Please pull out every line that includes the string "into".

Entries with figure data:
___

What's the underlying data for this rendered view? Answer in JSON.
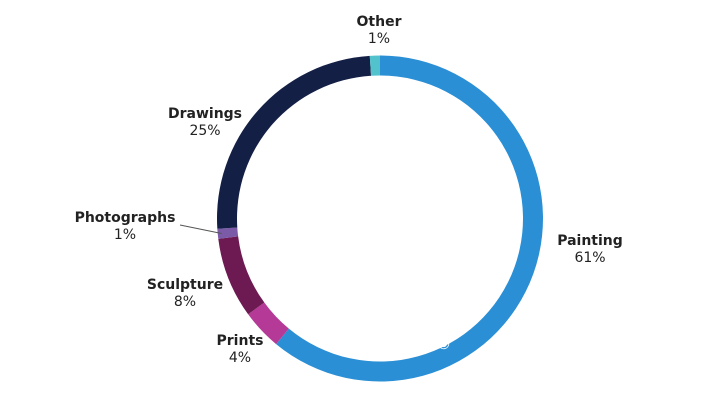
{
  "chart_data": {
    "type": "donut",
    "categories": [
      "Painting",
      "Prints",
      "Sculpture",
      "Photographs",
      "Drawings",
      "Other"
    ],
    "values": [
      61,
      4,
      8,
      1,
      25,
      1
    ],
    "value_labels": [
      "61%",
      "4%",
      "8%",
      "1%",
      "25%",
      "1%"
    ],
    "colors": [
      "#2a8fd5",
      "#b53a97",
      "#6c1a51",
      "#7b5aa8",
      "#141f45",
      "#52c2cc"
    ],
    "watermark": "©artprice.com"
  }
}
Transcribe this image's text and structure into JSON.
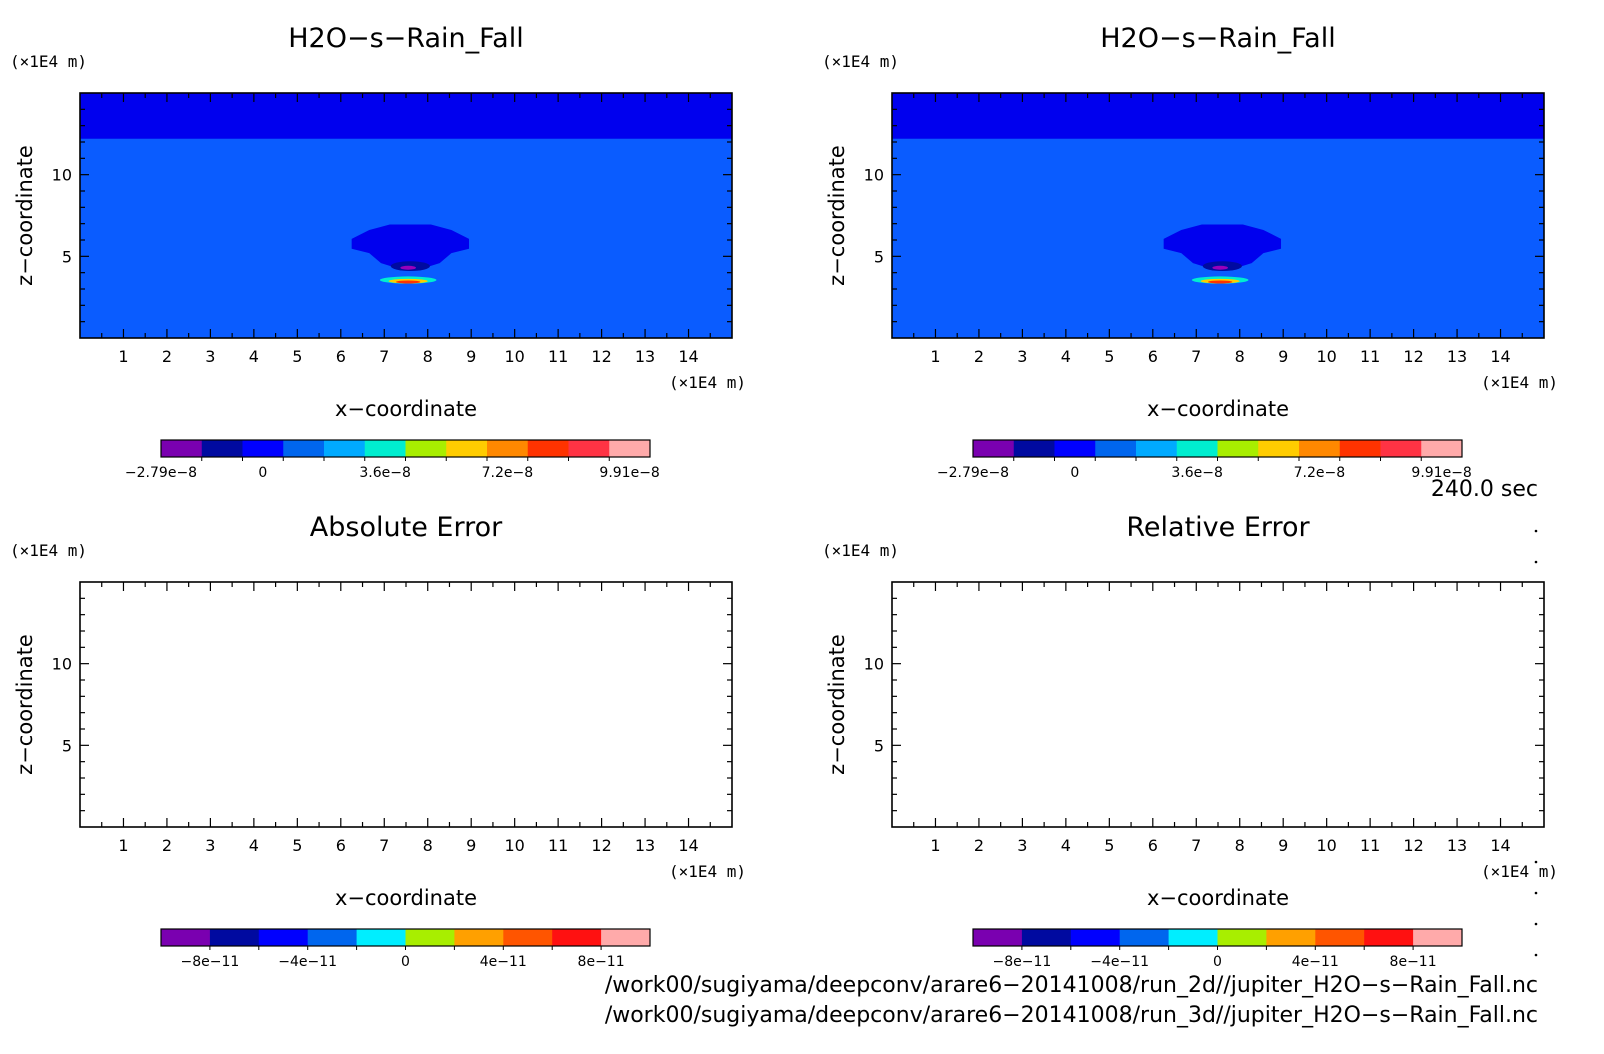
{
  "chart_data": [
    {
      "type": "heatmap",
      "title": "H2O−s−Rain_Fall",
      "xlabel": "x−coordinate",
      "ylabel": "z−coordinate",
      "x_unit": "(×1E4 m)",
      "y_unit": "(×1E4 m)",
      "xlim": [
        0,
        15
      ],
      "ylim": [
        0,
        15
      ],
      "x_ticks": [
        "1",
        "2",
        "3",
        "4",
        "5",
        "6",
        "7",
        "8",
        "9",
        "10",
        "11",
        "12",
        "13",
        "14"
      ],
      "y_ticks": [
        "5",
        "10"
      ],
      "grid": false,
      "colorbar": {
        "labels": [
          "−2.79e−8",
          "0",
          "3.6e−8",
          "7.2e−8",
          "9.91e−8"
        ],
        "colors": [
          "#7a00b0",
          "#000aa0",
          "#0000ff",
          "#0066ee",
          "#00aaff",
          "#00eed0",
          "#a8ee00",
          "#ffcc00",
          "#ff8800",
          "#ff3300",
          "#ff3344",
          "#ffaaaa"
        ]
      },
      "field": {
        "background_color": "#0a5cff",
        "top_band": {
          "z_from": 12.2,
          "z_to": 15,
          "color": "#0000ee"
        },
        "cloud": {
          "x_center": 7.6,
          "z_center": 5.6,
          "x_half": 1.35,
          "z_half": 1.35,
          "color": "#0000ee"
        },
        "core": [
          {
            "x": 7.6,
            "z": 4.4,
            "rx": 0.45,
            "rz": 0.3,
            "color": "#000aa0"
          },
          {
            "x": 7.55,
            "z": 4.3,
            "rx": 0.18,
            "rz": 0.12,
            "color": "#9900bb"
          },
          {
            "x": 7.55,
            "z": 3.55,
            "rx": 0.65,
            "rz": 0.22,
            "color": "#00eed0"
          },
          {
            "x": 7.55,
            "z": 3.48,
            "rx": 0.45,
            "rz": 0.14,
            "color": "#ffcc00"
          },
          {
            "x": 7.55,
            "z": 3.43,
            "rx": 0.28,
            "rz": 0.09,
            "color": "#ff3300"
          }
        ]
      }
    },
    {
      "type": "heatmap",
      "title": "H2O−s−Rain_Fall",
      "xlabel": "x−coordinate",
      "ylabel": "z−coordinate",
      "x_unit": "(×1E4 m)",
      "y_unit": "(×1E4 m)",
      "xlim": [
        0,
        15
      ],
      "ylim": [
        0,
        15
      ],
      "x_ticks": [
        "1",
        "2",
        "3",
        "4",
        "5",
        "6",
        "7",
        "8",
        "9",
        "10",
        "11",
        "12",
        "13",
        "14"
      ],
      "y_ticks": [
        "5",
        "10"
      ],
      "grid": false,
      "colorbar": {
        "labels": [
          "−2.79e−8",
          "0",
          "3.6e−8",
          "7.2e−8",
          "9.91e−8"
        ],
        "colors": [
          "#7a00b0",
          "#000aa0",
          "#0000ff",
          "#0066ee",
          "#00aaff",
          "#00eed0",
          "#a8ee00",
          "#ffcc00",
          "#ff8800",
          "#ff3300",
          "#ff3344",
          "#ffaaaa"
        ]
      },
      "field": {
        "background_color": "#0a5cff",
        "top_band": {
          "z_from": 12.2,
          "z_to": 15,
          "color": "#0000ee"
        },
        "cloud": {
          "x_center": 7.6,
          "z_center": 5.6,
          "x_half": 1.35,
          "z_half": 1.35,
          "color": "#0000ee"
        },
        "core": [
          {
            "x": 7.6,
            "z": 4.4,
            "rx": 0.45,
            "rz": 0.3,
            "color": "#000aa0"
          },
          {
            "x": 7.55,
            "z": 4.3,
            "rx": 0.18,
            "rz": 0.12,
            "color": "#9900bb"
          },
          {
            "x": 7.55,
            "z": 3.55,
            "rx": 0.65,
            "rz": 0.22,
            "color": "#00eed0"
          },
          {
            "x": 7.55,
            "z": 3.48,
            "rx": 0.45,
            "rz": 0.14,
            "color": "#ffcc00"
          },
          {
            "x": 7.55,
            "z": 3.43,
            "rx": 0.28,
            "rz": 0.09,
            "color": "#ff3300"
          }
        ]
      }
    },
    {
      "type": "heatmap",
      "title": "Absolute Error",
      "xlabel": "x−coordinate",
      "ylabel": "z−coordinate",
      "x_unit": "(×1E4 m)",
      "y_unit": "(×1E4 m)",
      "xlim": [
        0,
        15
      ],
      "ylim": [
        0,
        15
      ],
      "x_ticks": [
        "1",
        "2",
        "3",
        "4",
        "5",
        "6",
        "7",
        "8",
        "9",
        "10",
        "11",
        "12",
        "13",
        "14"
      ],
      "y_ticks": [
        "5",
        "10"
      ],
      "grid": false,
      "colorbar": {
        "labels": [
          "−8e−11",
          "−4e−11",
          "0",
          "4e−11",
          "8e−11"
        ],
        "colors": [
          "#7a00b0",
          "#000aa0",
          "#0000ff",
          "#0066ee",
          "#00eeff",
          "#a8ee00",
          "#ffa000",
          "#ff5500",
          "#ff1111",
          "#ffaaaa"
        ]
      },
      "field": {
        "background_color": "#ffffff"
      }
    },
    {
      "type": "heatmap",
      "title": "Relative Error",
      "xlabel": "x−coordinate",
      "ylabel": "z−coordinate",
      "x_unit": "(×1E4 m)",
      "y_unit": "(×1E4 m)",
      "xlim": [
        0,
        15
      ],
      "ylim": [
        0,
        15
      ],
      "x_ticks": [
        "1",
        "2",
        "3",
        "4",
        "5",
        "6",
        "7",
        "8",
        "9",
        "10",
        "11",
        "12",
        "13",
        "14"
      ],
      "y_ticks": [
        "5",
        "10"
      ],
      "grid": false,
      "colorbar": {
        "labels": [
          "−8e−11",
          "−4e−11",
          "0",
          "4e−11",
          "8e−11"
        ],
        "colors": [
          "#7a00b0",
          "#000aa0",
          "#0000ff",
          "#0066ee",
          "#00eeff",
          "#a8ee00",
          "#ffa000",
          "#ff5500",
          "#ff1111",
          "#ffaaaa"
        ]
      },
      "field": {
        "background_color": "#ffffff"
      }
    }
  ],
  "info": {
    "time_label": "240.0 sec",
    "file_paths": [
      "/work00/sugiyama/deepconv/arare6−20141008/run_2d//jupiter_H2O−s−Rain_Fall.nc",
      "/work00/sugiyama/deepconv/arare6−20141008/run_3d//jupiter_H2O−s−Rain_Fall.nc"
    ]
  }
}
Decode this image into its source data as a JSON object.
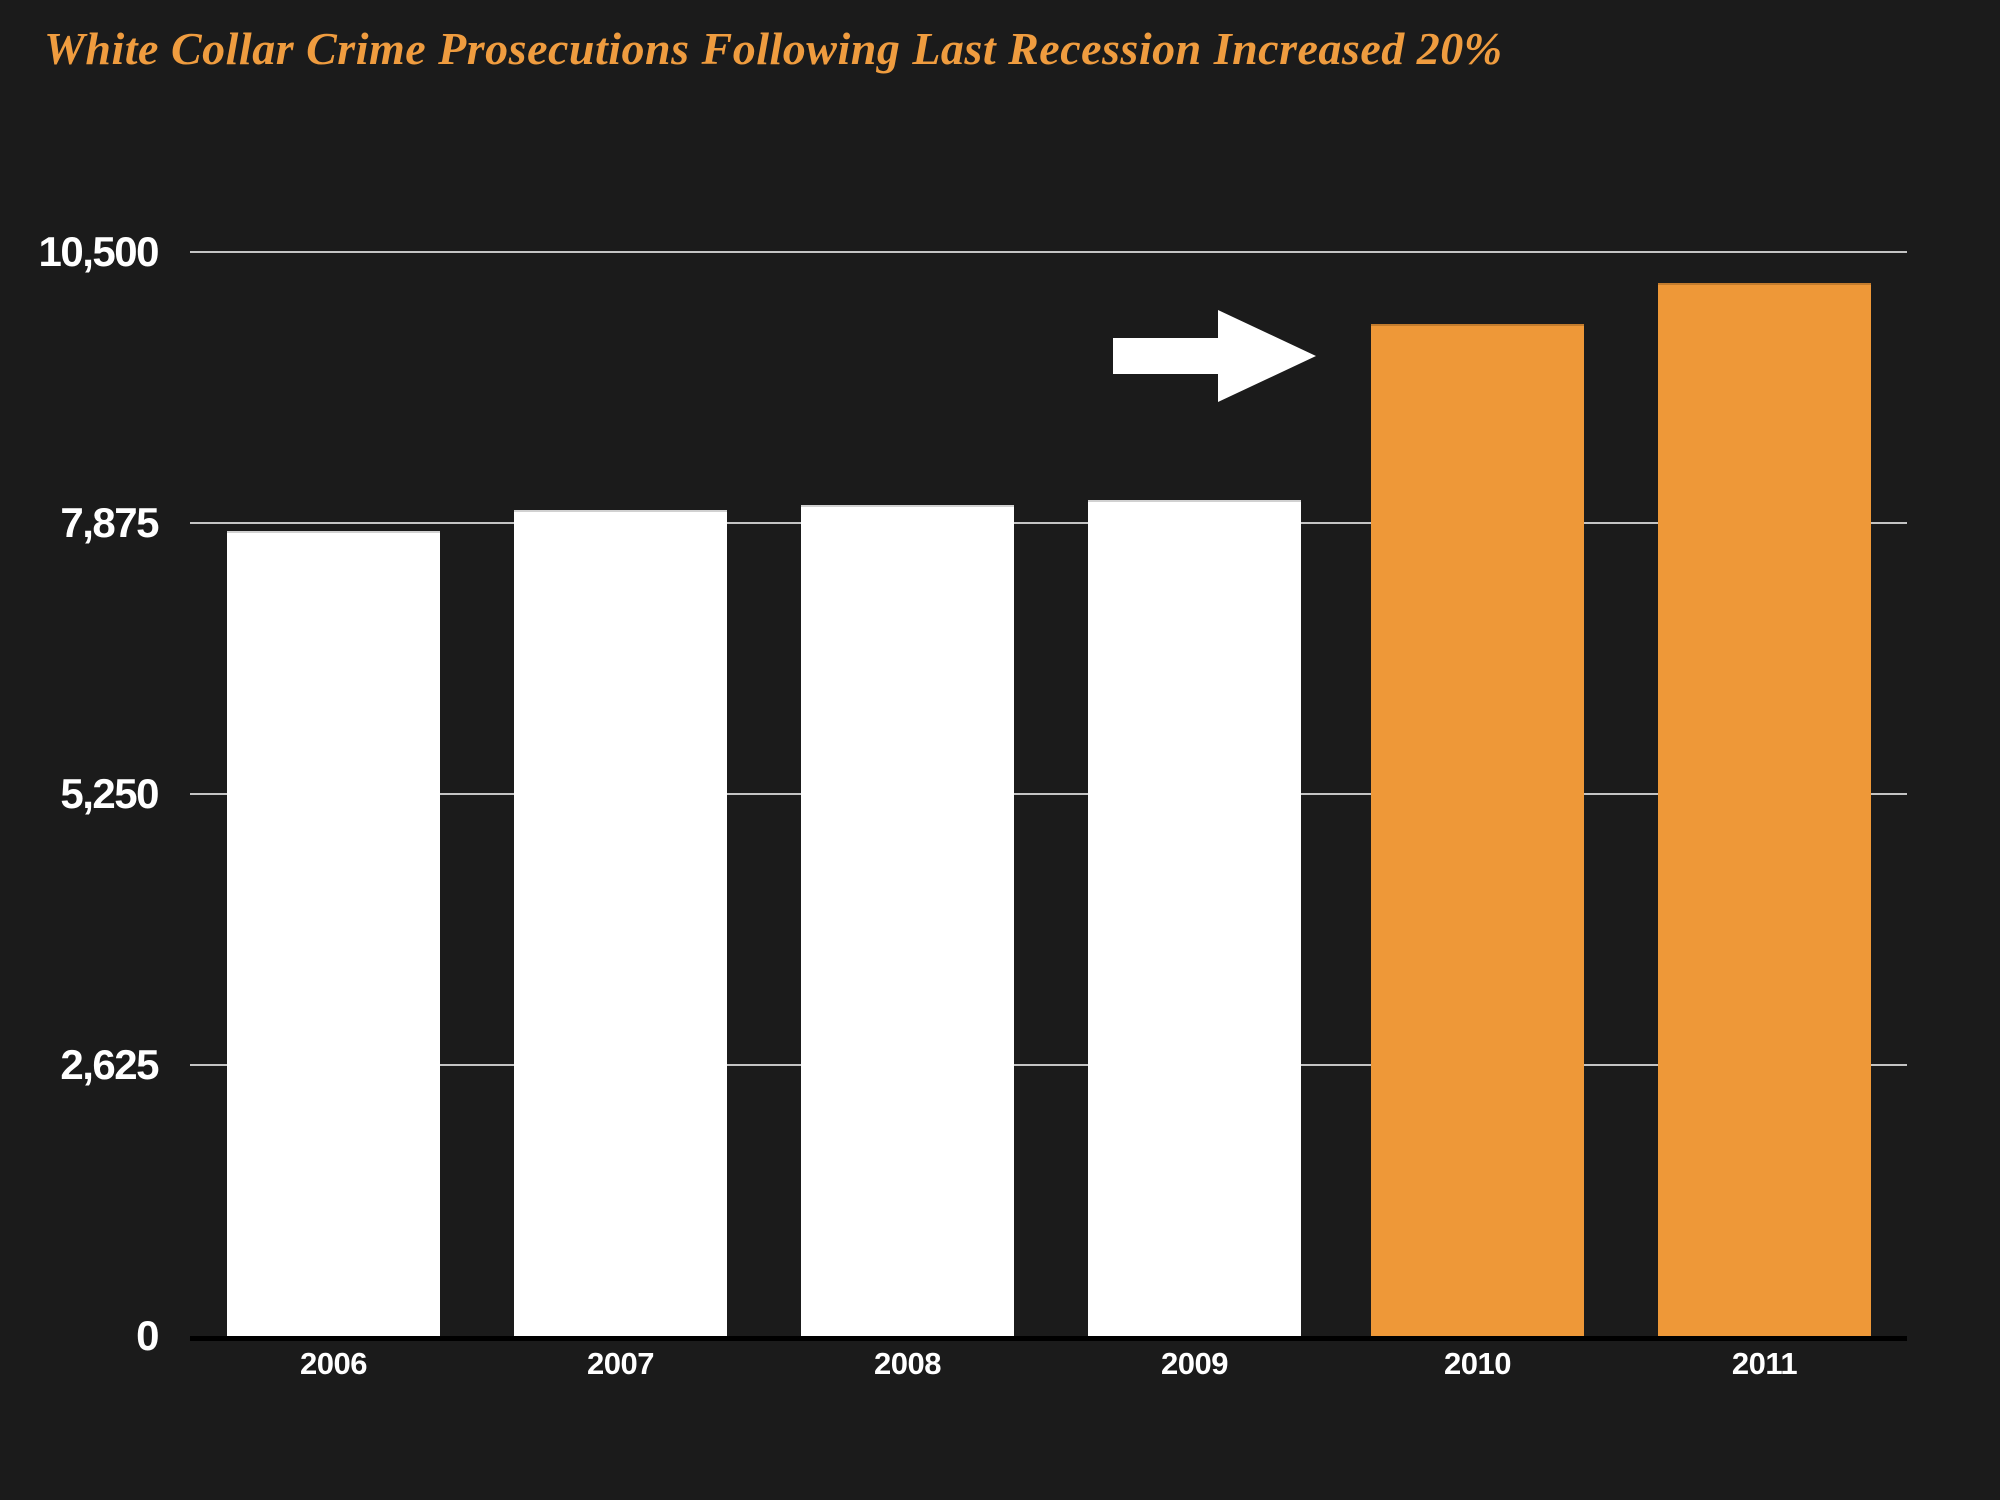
{
  "title": "White Collar Crime Prosecutions Following Last Recession Increased 20%",
  "colors": {
    "background": "#1b1b1b",
    "title": "#EF9C3F",
    "bar_default": "#FFFFFF",
    "bar_highlight": "#EE9838",
    "gridline": "#C4C4C4",
    "baseline": "#000000",
    "axis_label": "#FFFFFF"
  },
  "chart_data": {
    "type": "bar",
    "title": "White Collar Crime Prosecutions Following Last Recession Increased 20%",
    "categories": [
      "2006",
      "2007",
      "2008",
      "2009",
      "2010",
      "2011"
    ],
    "values": [
      7800,
      8000,
      8050,
      8100,
      9800,
      10200
    ],
    "bar_colors": [
      "#FFFFFF",
      "#FFFFFF",
      "#FFFFFF",
      "#FFFFFF",
      "#EE9838",
      "#EE9838"
    ],
    "highlighted_categories": [
      "2010",
      "2011"
    ],
    "yticks": [
      {
        "label": "10,500",
        "value": 10500
      },
      {
        "label": "7,875",
        "value": 7875
      },
      {
        "label": "5,250",
        "value": 5250
      },
      {
        "label": "2,625",
        "value": 2625
      },
      {
        "label": "0",
        "value": 0
      }
    ],
    "ylim": [
      0,
      10500
    ],
    "xlabel": "",
    "ylabel": "",
    "grid": true,
    "legend": false,
    "annotation": {
      "type": "arrow-right",
      "points_to": "2010",
      "color": "#FFFFFF"
    }
  }
}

___

Solution to this problem ->
Transcribe this image's text and structure into JSON.
Decode this image into its source data as a JSON object.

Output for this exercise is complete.